Stated goal:
From the listing below, extract each entry exactly as written, minus the images.

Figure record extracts
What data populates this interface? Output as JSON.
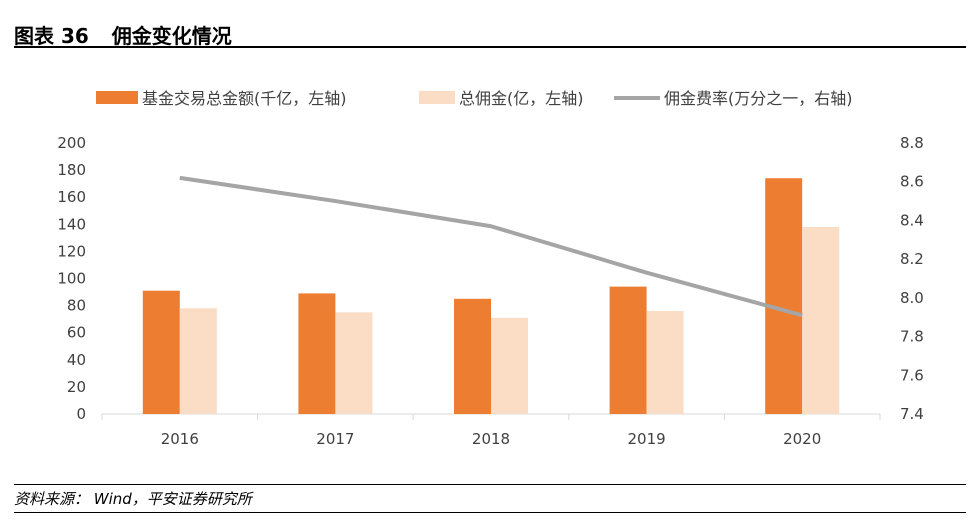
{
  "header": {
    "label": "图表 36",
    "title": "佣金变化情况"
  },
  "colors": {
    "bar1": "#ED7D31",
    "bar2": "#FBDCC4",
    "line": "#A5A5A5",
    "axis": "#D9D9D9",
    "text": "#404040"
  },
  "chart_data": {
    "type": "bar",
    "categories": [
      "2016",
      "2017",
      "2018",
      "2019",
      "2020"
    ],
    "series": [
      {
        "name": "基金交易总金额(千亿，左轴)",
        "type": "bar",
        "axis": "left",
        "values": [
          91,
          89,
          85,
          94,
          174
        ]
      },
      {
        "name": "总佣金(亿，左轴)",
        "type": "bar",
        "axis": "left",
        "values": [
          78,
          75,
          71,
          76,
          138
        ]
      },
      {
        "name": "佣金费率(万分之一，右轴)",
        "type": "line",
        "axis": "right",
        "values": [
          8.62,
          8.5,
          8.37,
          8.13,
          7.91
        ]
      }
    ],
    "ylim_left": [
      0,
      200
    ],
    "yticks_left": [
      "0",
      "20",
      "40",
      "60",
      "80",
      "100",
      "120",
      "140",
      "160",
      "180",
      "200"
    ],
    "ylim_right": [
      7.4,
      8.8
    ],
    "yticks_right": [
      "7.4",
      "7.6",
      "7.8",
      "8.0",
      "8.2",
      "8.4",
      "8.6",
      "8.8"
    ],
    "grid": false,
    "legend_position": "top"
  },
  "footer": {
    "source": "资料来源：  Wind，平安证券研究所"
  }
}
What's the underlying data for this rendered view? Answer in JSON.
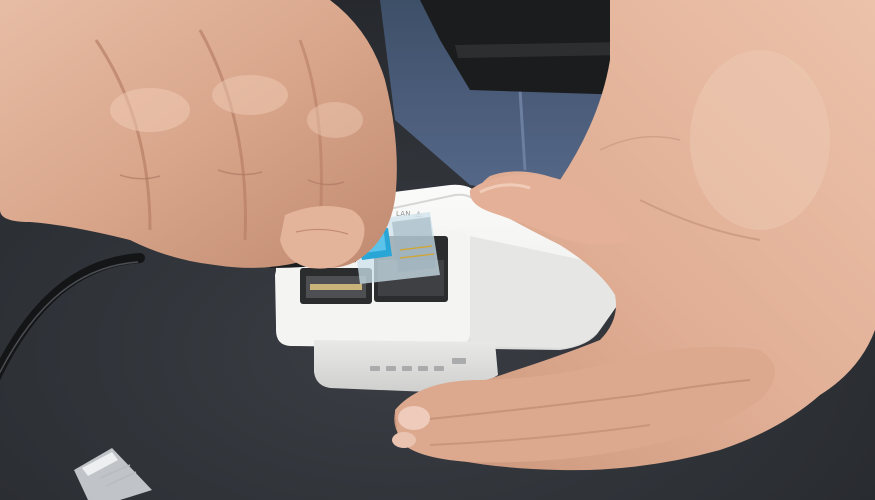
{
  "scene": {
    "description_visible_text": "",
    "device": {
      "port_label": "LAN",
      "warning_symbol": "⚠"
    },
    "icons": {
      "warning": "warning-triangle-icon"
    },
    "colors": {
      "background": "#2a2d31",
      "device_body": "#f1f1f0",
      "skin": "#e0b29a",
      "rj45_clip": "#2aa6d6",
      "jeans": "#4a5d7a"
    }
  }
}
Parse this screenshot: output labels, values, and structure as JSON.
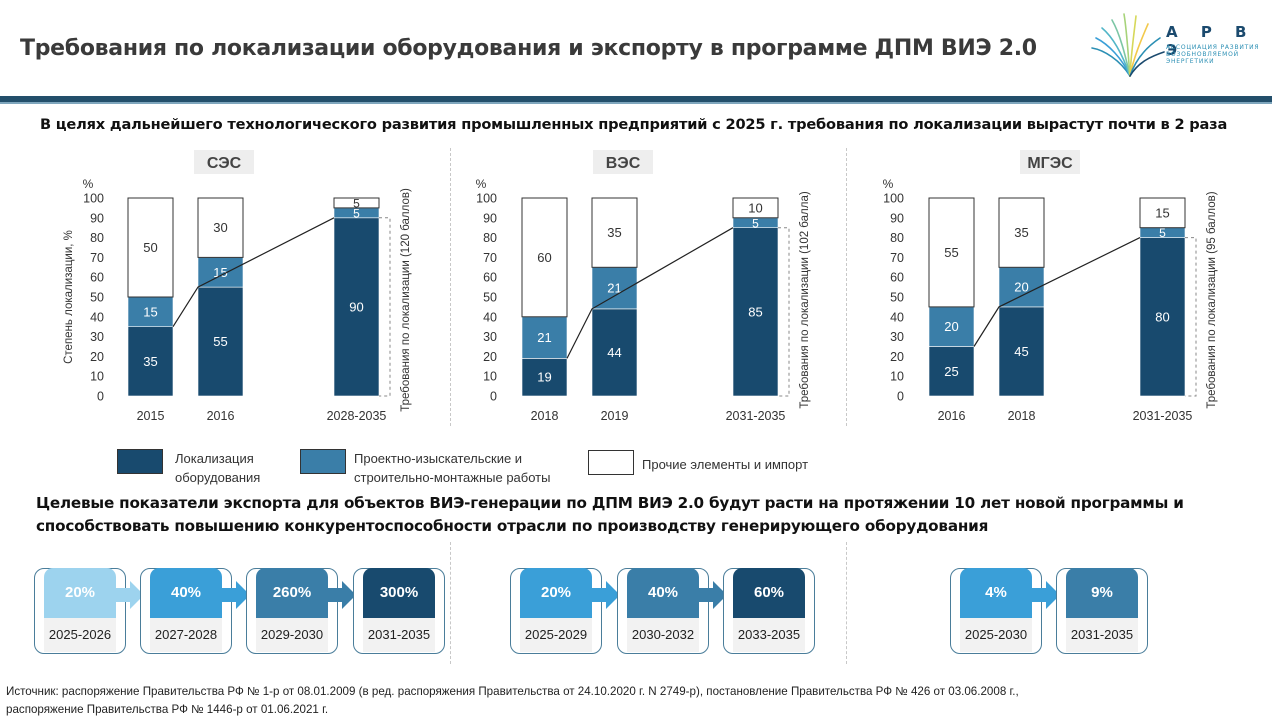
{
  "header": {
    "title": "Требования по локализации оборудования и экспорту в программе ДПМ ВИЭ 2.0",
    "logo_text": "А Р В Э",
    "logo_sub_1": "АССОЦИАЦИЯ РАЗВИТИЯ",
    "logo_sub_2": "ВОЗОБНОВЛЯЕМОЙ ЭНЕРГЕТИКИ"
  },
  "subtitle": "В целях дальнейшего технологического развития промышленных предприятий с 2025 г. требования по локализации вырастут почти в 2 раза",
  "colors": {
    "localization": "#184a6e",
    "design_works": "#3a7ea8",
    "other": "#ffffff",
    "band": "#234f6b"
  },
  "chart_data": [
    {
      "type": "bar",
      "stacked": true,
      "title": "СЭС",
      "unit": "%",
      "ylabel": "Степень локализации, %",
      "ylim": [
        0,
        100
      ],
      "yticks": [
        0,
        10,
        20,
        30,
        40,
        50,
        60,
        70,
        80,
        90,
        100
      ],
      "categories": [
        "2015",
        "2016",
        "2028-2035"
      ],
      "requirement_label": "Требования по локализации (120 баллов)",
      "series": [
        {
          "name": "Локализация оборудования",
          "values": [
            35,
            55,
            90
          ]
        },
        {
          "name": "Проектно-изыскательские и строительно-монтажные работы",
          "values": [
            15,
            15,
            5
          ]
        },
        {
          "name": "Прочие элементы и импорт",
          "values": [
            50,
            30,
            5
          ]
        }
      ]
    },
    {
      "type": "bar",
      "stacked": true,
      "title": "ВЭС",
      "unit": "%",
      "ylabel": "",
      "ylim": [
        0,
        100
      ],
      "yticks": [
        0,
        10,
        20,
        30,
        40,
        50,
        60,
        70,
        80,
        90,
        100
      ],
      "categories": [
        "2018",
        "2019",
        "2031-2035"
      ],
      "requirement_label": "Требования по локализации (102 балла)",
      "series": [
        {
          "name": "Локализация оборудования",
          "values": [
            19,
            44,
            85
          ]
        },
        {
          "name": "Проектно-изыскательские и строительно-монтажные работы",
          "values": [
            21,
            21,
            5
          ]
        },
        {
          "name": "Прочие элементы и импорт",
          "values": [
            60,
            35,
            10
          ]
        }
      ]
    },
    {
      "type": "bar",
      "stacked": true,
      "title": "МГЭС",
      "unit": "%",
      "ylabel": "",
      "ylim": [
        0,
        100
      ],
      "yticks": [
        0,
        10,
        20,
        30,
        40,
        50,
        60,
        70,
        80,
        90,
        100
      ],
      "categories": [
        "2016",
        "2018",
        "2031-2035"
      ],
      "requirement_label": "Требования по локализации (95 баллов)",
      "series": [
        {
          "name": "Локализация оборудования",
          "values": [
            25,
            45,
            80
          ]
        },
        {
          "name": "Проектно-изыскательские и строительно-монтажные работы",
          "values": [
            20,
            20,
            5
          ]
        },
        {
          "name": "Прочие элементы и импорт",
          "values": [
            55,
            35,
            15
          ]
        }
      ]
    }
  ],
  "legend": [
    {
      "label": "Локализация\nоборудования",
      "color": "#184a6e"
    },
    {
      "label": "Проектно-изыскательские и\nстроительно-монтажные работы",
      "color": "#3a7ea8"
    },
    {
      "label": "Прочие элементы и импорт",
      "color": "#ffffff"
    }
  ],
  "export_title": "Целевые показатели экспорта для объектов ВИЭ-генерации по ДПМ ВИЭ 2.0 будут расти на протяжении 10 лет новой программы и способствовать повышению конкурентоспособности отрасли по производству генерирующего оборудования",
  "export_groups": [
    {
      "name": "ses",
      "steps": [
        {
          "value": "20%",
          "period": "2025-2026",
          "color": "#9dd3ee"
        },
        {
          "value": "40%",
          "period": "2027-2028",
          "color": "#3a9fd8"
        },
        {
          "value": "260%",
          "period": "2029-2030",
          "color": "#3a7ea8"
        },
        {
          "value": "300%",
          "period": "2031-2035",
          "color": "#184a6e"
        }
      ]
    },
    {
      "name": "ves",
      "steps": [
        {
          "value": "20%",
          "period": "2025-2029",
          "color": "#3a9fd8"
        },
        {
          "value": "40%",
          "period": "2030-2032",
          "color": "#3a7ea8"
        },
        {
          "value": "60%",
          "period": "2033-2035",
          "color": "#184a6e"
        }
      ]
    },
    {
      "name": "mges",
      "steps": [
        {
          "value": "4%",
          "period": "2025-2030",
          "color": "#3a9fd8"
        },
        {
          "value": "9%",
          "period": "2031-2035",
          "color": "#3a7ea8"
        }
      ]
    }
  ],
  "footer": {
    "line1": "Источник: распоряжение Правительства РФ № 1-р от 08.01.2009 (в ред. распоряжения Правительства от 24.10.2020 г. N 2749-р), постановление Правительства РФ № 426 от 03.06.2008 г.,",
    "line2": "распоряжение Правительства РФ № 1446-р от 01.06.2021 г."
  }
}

Completed exercise:
What data populates this interface? Output as JSON.
{
  "header": {
    "label": "图表 36",
    "title": "佣金变化情况"
  },
  "colors": {
    "bar1": "#ED7D31",
    "bar2": "#FBDCC4",
    "line": "#A5A5A5",
    "axis": "#D9D9D9",
    "text": "#404040"
  },
  "chart_data": {
    "type": "bar",
    "categories": [
      "2016",
      "2017",
      "2018",
      "2019",
      "2020"
    ],
    "series": [
      {
        "name": "基金交易总金额(千亿，左轴)",
        "type": "bar",
        "axis": "left",
        "values": [
          91,
          89,
          85,
          94,
          174
        ]
      },
      {
        "name": "总佣金(亿，左轴)",
        "type": "bar",
        "axis": "left",
        "values": [
          78,
          75,
          71,
          76,
          138
        ]
      },
      {
        "name": "佣金费率(万分之一，右轴)",
        "type": "line",
        "axis": "right",
        "values": [
          8.62,
          8.5,
          8.37,
          8.13,
          7.91
        ]
      }
    ],
    "ylim_left": [
      0,
      200
    ],
    "yticks_left": [
      "0",
      "20",
      "40",
      "60",
      "80",
      "100",
      "120",
      "140",
      "160",
      "180",
      "200"
    ],
    "ylim_right": [
      7.4,
      8.8
    ],
    "yticks_right": [
      "7.4",
      "7.6",
      "7.8",
      "8.0",
      "8.2",
      "8.4",
      "8.6",
      "8.8"
    ],
    "grid": false,
    "legend_position": "top"
  },
  "footer": {
    "source": "资料来源：  Wind，平安证券研究所"
  }
}
What's the underlying data for this rendered view? Answer in JSON.
{
  "scene": {
    "description_visible_text": "",
    "device": {
      "port_label": "LAN",
      "warning_symbol": "⚠"
    },
    "icons": {
      "warning": "warning-triangle-icon"
    },
    "colors": {
      "background": "#2a2d31",
      "device_body": "#f1f1f0",
      "skin": "#e0b29a",
      "rj45_clip": "#2aa6d6",
      "jeans": "#4a5d7a"
    }
  }
}
Parse this screenshot: output labels, values, and structure as JSON.
{
  "header": {
    "title": "Требования по локализации оборудования и экспорту в программе ДПМ ВИЭ 2.0",
    "logo_text": "А Р В Э",
    "logo_sub_1": "АССОЦИАЦИЯ РАЗВИТИЯ",
    "logo_sub_2": "ВОЗОБНОВЛЯЕМОЙ ЭНЕРГЕТИКИ"
  },
  "subtitle": "В целях дальнейшего технологического развития промышленных предприятий с 2025 г. требования по локализации вырастут почти в 2 раза",
  "colors": {
    "localization": "#184a6e",
    "design_works": "#3a7ea8",
    "other": "#ffffff",
    "band": "#234f6b"
  },
  "chart_data": [
    {
      "type": "bar",
      "stacked": true,
      "title": "СЭС",
      "unit": "%",
      "ylabel": "Степень локализации, %",
      "ylim": [
        0,
        100
      ],
      "yticks": [
        0,
        10,
        20,
        30,
        40,
        50,
        60,
        70,
        80,
        90,
        100
      ],
      "categories": [
        "2015",
        "2016",
        "2028-2035"
      ],
      "requirement_label": "Требования по локализации (120 баллов)",
      "series": [
        {
          "name": "Локализация оборудования",
          "values": [
            35,
            55,
            90
          ]
        },
        {
          "name": "Проектно-изыскательские и строительно-монтажные работы",
          "values": [
            15,
            15,
            5
          ]
        },
        {
          "name": "Прочие элементы и импорт",
          "values": [
            50,
            30,
            5
          ]
        }
      ]
    },
    {
      "type": "bar",
      "stacked": true,
      "title": "ВЭС",
      "unit": "%",
      "ylabel": "",
      "ylim": [
        0,
        100
      ],
      "yticks": [
        0,
        10,
        20,
        30,
        40,
        50,
        60,
        70,
        80,
        90,
        100
      ],
      "categories": [
        "2018",
        "2019",
        "2031-2035"
      ],
      "requirement_label": "Требования по локализации (102 балла)",
      "series": [
        {
          "name": "Локализация оборудования",
          "values": [
            19,
            44,
            85
          ]
        },
        {
          "name": "Проектно-изыскательские и строительно-монтажные работы",
          "values": [
            21,
            21,
            5
          ]
        },
        {
          "name": "Прочие элементы и импорт",
          "values": [
            60,
            35,
            10
          ]
        }
      ]
    },
    {
      "type": "bar",
      "stacked": true,
      "title": "МГЭС",
      "unit": "%",
      "ylabel": "",
      "ylim": [
        0,
        100
      ],
      "yticks": [
        0,
        10,
        20,
        30,
        40,
        50,
        60,
        70,
        80,
        90,
        100
      ],
      "categories": [
        "2016",
        "2018",
        "2031-2035"
      ],
      "requirement_label": "Требования по локализации (95 баллов)",
      "series": [
        {
          "name": "Локализация оборудования",
          "values": [
            25,
            45,
            80
          ]
        },
        {
          "name": "Проектно-изыскательские и строительно-монтажные работы",
          "values": [
            20,
            20,
            5
          ]
        },
        {
          "name": "Прочие элементы и импорт",
          "values": [
            55,
            35,
            15
          ]
        }
      ]
    }
  ],
  "legend": [
    {
      "label": "Локализация\nоборудования",
      "color": "#184a6e"
    },
    {
      "label": "Проектно-изыскательские и\nстроительно-монтажные работы",
      "color": "#3a7ea8"
    },
    {
      "label": "Прочие элементы и импорт",
      "color": "#ffffff"
    }
  ],
  "export_title": "Целевые показатели экспорта для объектов ВИЭ-генерации по ДПМ ВИЭ 2.0 будут расти на протяжении 10 лет новой программы и способствовать повышению конкурентоспособности отрасли по производству генерирующего оборудования",
  "export_groups": [
    {
      "name": "ses",
      "steps": [
        {
          "value": "20%",
          "period": "2025-2026",
          "color": "#9dd3ee"
        },
        {
          "value": "40%",
          "period": "2027-2028",
          "color": "#3a9fd8"
        },
        {
          "value": "260%",
          "period": "2029-2030",
          "color": "#3a7ea8"
        },
        {
          "value": "300%",
          "period": "2031-2035",
          "color": "#184a6e"
        }
      ]
    },
    {
      "name": "ves",
      "steps": [
        {
          "value": "20%",
          "period": "2025-2029",
          "color": "#3a9fd8"
        },
        {
          "value": "40%",
          "period": "2030-2032",
          "color": "#3a7ea8"
        },
        {
          "value": "60%",
          "period": "2033-2035",
          "color": "#184a6e"
        }
      ]
    },
    {
      "name": "mges",
      "steps": [
        {
          "value": "4%",
          "period": "2025-2030",
          "color": "#3a9fd8"
        },
        {
          "value": "9%",
          "period": "2031-2035",
          "color": "#3a7ea8"
        }
      ]
    }
  ],
  "footer": {
    "line1": "Источник: распоряжение Правительства РФ № 1-р от 08.01.2009 (в ред. распоряжения Правительства от 24.10.2020 г. N 2749-р), постановление Правительства РФ № 426 от 03.06.2008 г.,",
    "line2": "распоряжение Правительства РФ № 1446-р от 01.06.2021 г."
  }
}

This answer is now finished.